REQUIRED WORK:
List all the lines in these records that hold "Thompson".
--- Start SOURCE DATA ---
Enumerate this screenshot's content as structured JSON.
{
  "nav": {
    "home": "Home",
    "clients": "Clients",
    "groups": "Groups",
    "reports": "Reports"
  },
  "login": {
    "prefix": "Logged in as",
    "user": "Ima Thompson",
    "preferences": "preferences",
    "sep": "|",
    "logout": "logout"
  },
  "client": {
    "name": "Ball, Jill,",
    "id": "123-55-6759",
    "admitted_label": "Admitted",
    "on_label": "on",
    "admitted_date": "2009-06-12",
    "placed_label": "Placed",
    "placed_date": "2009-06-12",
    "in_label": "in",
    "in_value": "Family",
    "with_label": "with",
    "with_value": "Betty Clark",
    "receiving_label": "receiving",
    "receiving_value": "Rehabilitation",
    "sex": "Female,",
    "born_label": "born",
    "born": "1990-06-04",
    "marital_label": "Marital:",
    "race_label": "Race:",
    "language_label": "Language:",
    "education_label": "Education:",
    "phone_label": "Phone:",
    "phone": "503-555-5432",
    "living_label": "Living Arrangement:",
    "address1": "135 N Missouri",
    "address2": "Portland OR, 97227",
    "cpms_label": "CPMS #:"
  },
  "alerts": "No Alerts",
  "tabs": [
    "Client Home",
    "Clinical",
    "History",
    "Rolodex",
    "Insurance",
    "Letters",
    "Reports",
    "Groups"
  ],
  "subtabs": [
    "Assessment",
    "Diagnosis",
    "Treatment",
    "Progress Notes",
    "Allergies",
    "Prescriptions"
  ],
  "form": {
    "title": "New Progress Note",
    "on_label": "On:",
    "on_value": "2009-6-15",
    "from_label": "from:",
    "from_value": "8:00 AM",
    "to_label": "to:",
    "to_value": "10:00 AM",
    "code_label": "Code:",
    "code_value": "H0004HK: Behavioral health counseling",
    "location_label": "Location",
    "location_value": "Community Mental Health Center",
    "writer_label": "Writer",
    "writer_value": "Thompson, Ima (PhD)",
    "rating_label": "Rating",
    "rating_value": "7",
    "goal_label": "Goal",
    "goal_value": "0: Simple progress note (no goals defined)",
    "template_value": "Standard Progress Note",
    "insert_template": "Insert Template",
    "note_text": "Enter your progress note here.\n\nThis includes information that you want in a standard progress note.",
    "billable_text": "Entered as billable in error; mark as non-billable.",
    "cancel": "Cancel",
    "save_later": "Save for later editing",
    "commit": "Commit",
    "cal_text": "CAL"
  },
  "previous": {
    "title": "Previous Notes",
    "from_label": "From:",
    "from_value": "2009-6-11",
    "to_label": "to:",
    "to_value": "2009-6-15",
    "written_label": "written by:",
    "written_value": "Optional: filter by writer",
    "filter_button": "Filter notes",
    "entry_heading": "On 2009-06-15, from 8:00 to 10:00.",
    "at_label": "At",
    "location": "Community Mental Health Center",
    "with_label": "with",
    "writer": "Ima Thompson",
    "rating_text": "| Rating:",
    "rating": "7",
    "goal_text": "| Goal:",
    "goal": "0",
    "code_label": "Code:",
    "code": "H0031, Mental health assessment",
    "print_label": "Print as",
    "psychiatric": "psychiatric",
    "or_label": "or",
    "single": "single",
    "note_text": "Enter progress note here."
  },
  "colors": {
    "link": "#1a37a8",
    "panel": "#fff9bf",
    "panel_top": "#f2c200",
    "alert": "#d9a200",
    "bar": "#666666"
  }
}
--- End SOURCE DATA ---
WRITTEN ANSWER:
    "user": "Ima Thompson",
    "writer_value": "Thompson, Ima (PhD)",
    "writer": "Ima Thompson",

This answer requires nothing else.